--- Extracted material ---
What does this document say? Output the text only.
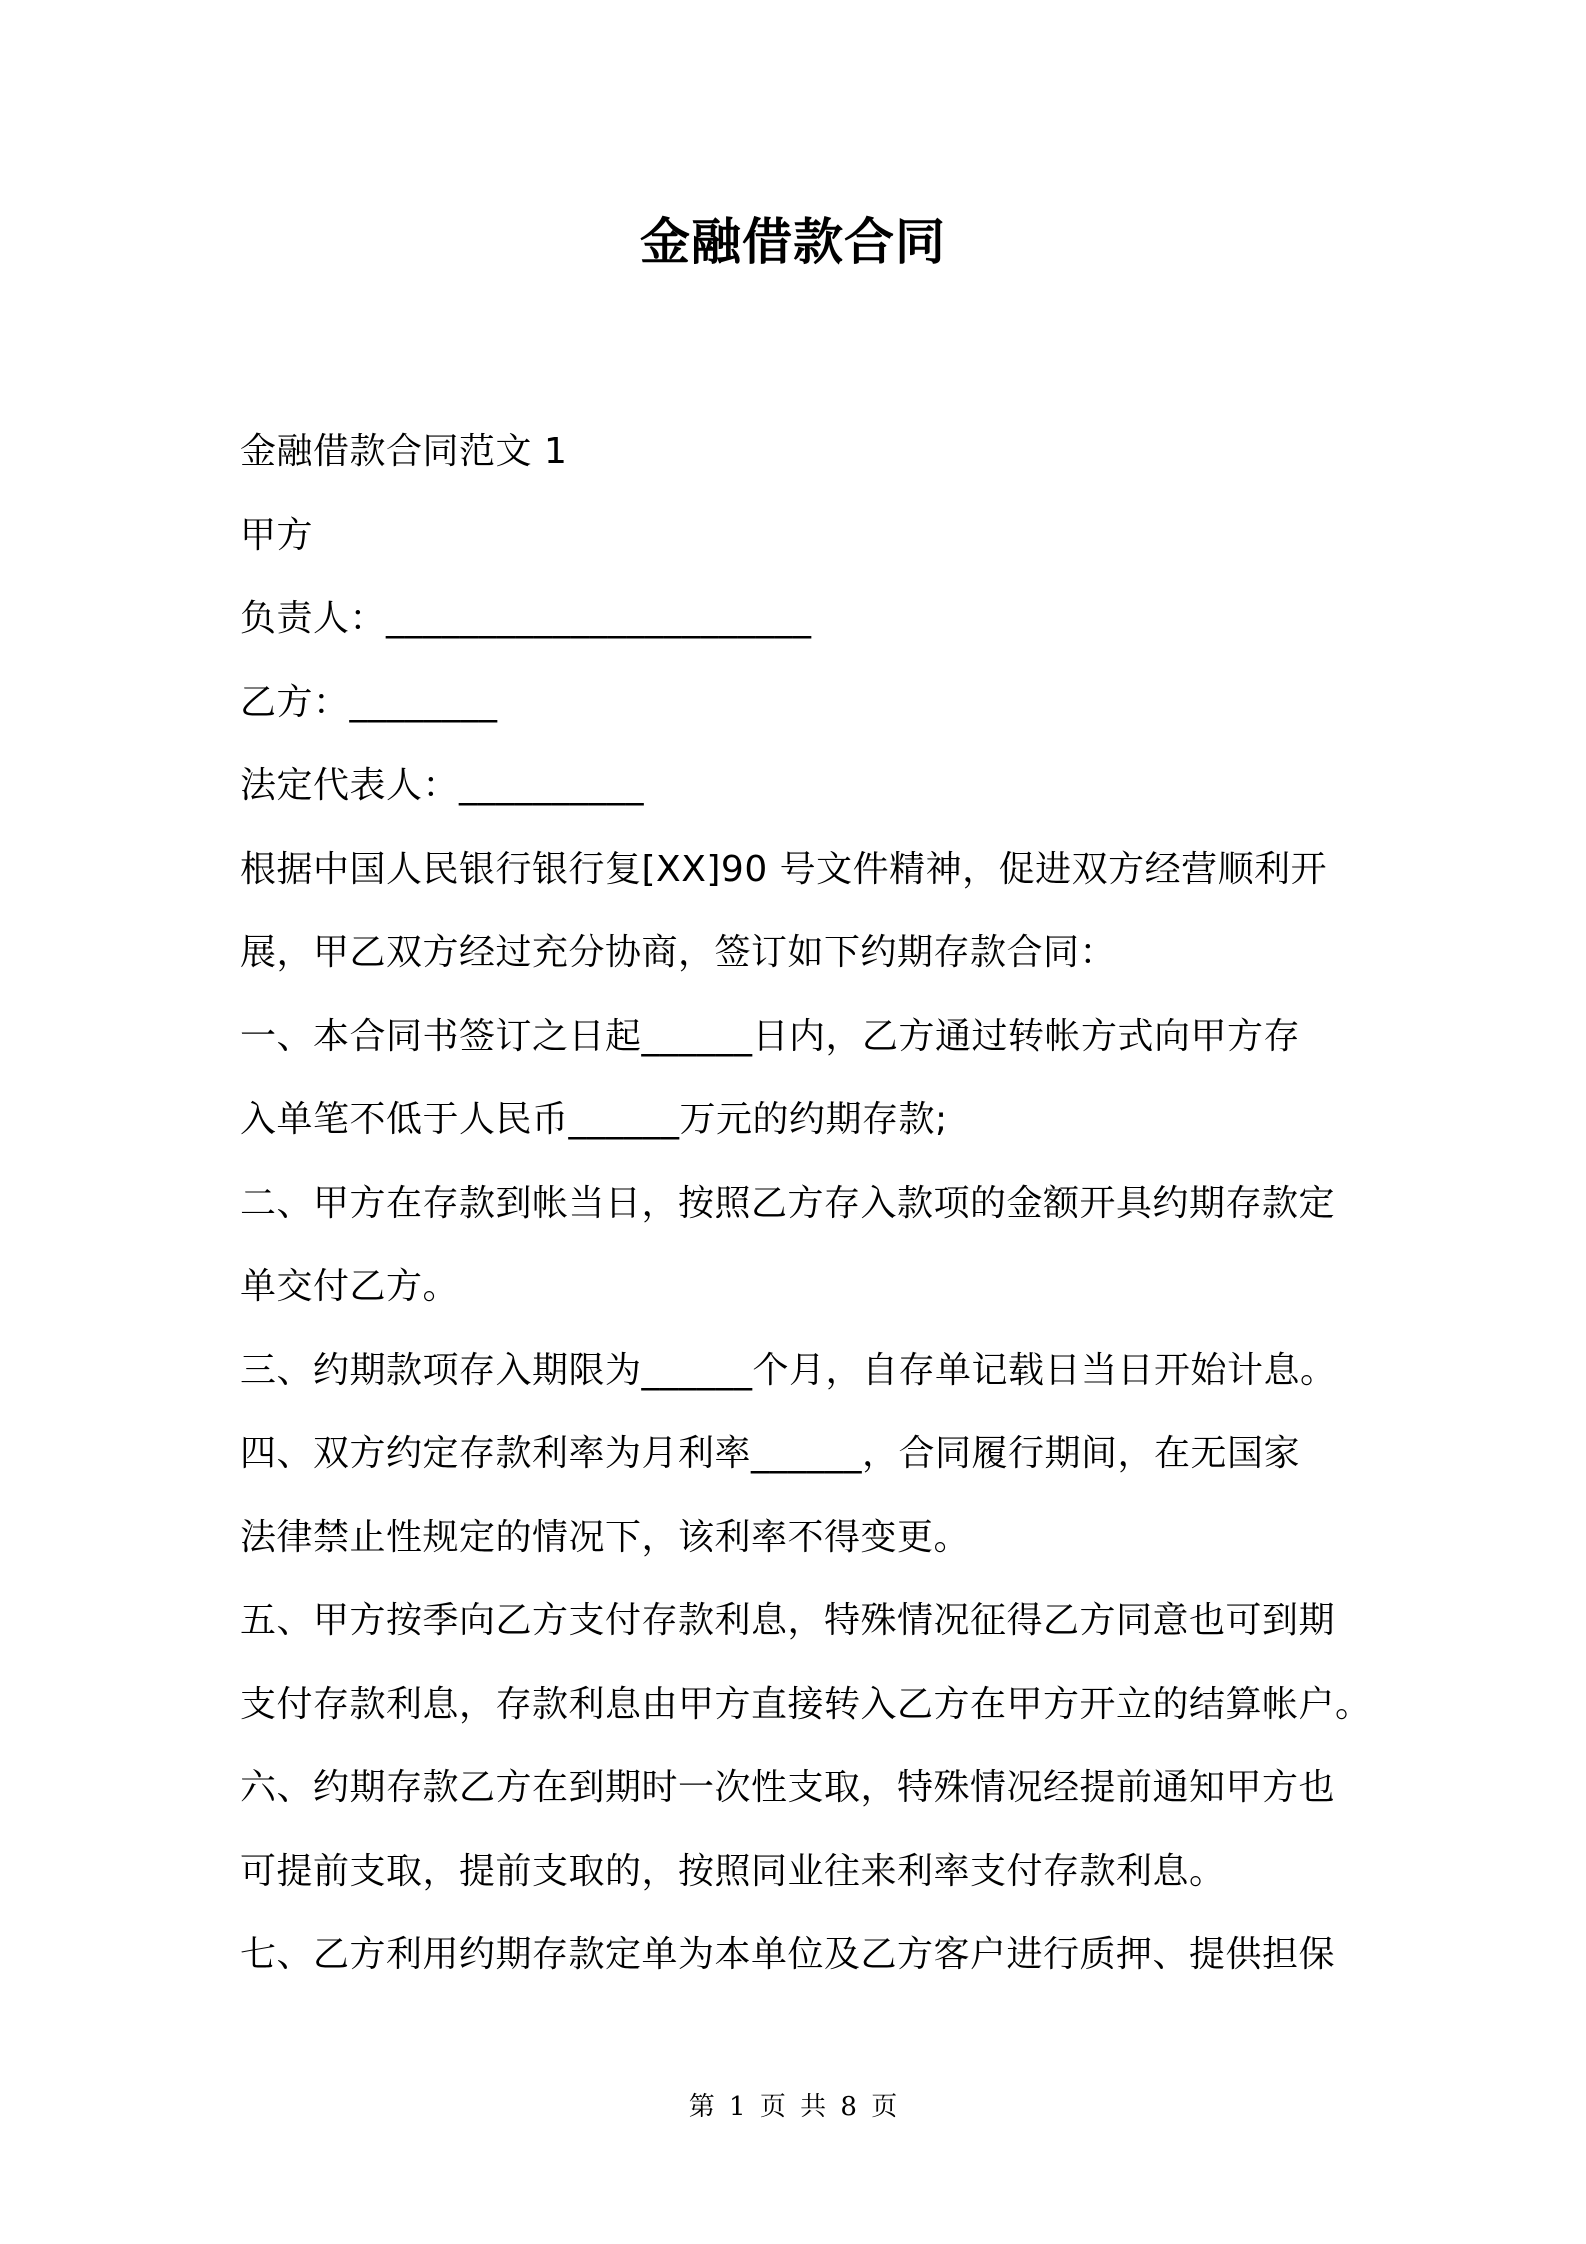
金融借款合同
金融借款合同范文 1
甲方
负责人：_______________________
乙方：________
法定代表人：__________
根据中国人民银行银行复[XX]90 号文件精神，促进双方经营顺利开
展，甲乙双方经过充分协商，签订如下约期存款合同：
一、本合同书签订之日起______日内，乙方通过转帐方式向甲方存
入单笔不低于人民币______万元的约期存款;
二、甲方在存款到帐当日，按照乙方存入款项的金额开具约期存款定
单交付乙方。
三、约期款项存入期限为______个月，自存单记载日当日开始计息。
四、双方约定存款利率为月利率______，合同履行期间，在无国家
法律禁止性规定的情况下，该利率不得变更。
五、甲方按季向乙方支付存款利息，特殊情况征得乙方同意也可到期
支付存款利息，存款利息由甲方直接转入乙方在甲方开立的结算帐户。
六、约期存款乙方在到期时一次性支取，特殊情况经提前通知甲方也
可提前支取，提前支取的，按照同业往来利率支付存款利息。
七、乙方利用约期存款定单为本单位及乙方客户进行质押、提供担保
第 1 页 共 8 页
---
■ Directive: Each entry above is to be written out again unchanged, apart from the pictures, which are left out.

■ Correct response:
What does this document say? Output the text only.
金融借款合同
金融借款合同范文 1
甲方
负责人：_______________________
乙方：________
法定代表人：__________
根据中国人民银行银行复[XX]90 号文件精神，促进双方经营顺利开
展，甲乙双方经过充分协商，签订如下约期存款合同：
一、本合同书签订之日起______日内，乙方通过转帐方式向甲方存
入单笔不低于人民币______万元的约期存款;
二、甲方在存款到帐当日，按照乙方存入款项的金额开具约期存款定
单交付乙方。
三、约期款项存入期限为______个月，自存单记载日当日开始计息。
四、双方约定存款利率为月利率______，合同履行期间，在无国家
法律禁止性规定的情况下，该利率不得变更。
五、甲方按季向乙方支付存款利息，特殊情况征得乙方同意也可到期
支付存款利息，存款利息由甲方直接转入乙方在甲方开立的结算帐户。
六、约期存款乙方在到期时一次性支取，特殊情况经提前通知甲方也
可提前支取，提前支取的，按照同业往来利率支付存款利息。
七、乙方利用约期存款定单为本单位及乙方客户进行质押、提供担保
第 1 页 共 8 页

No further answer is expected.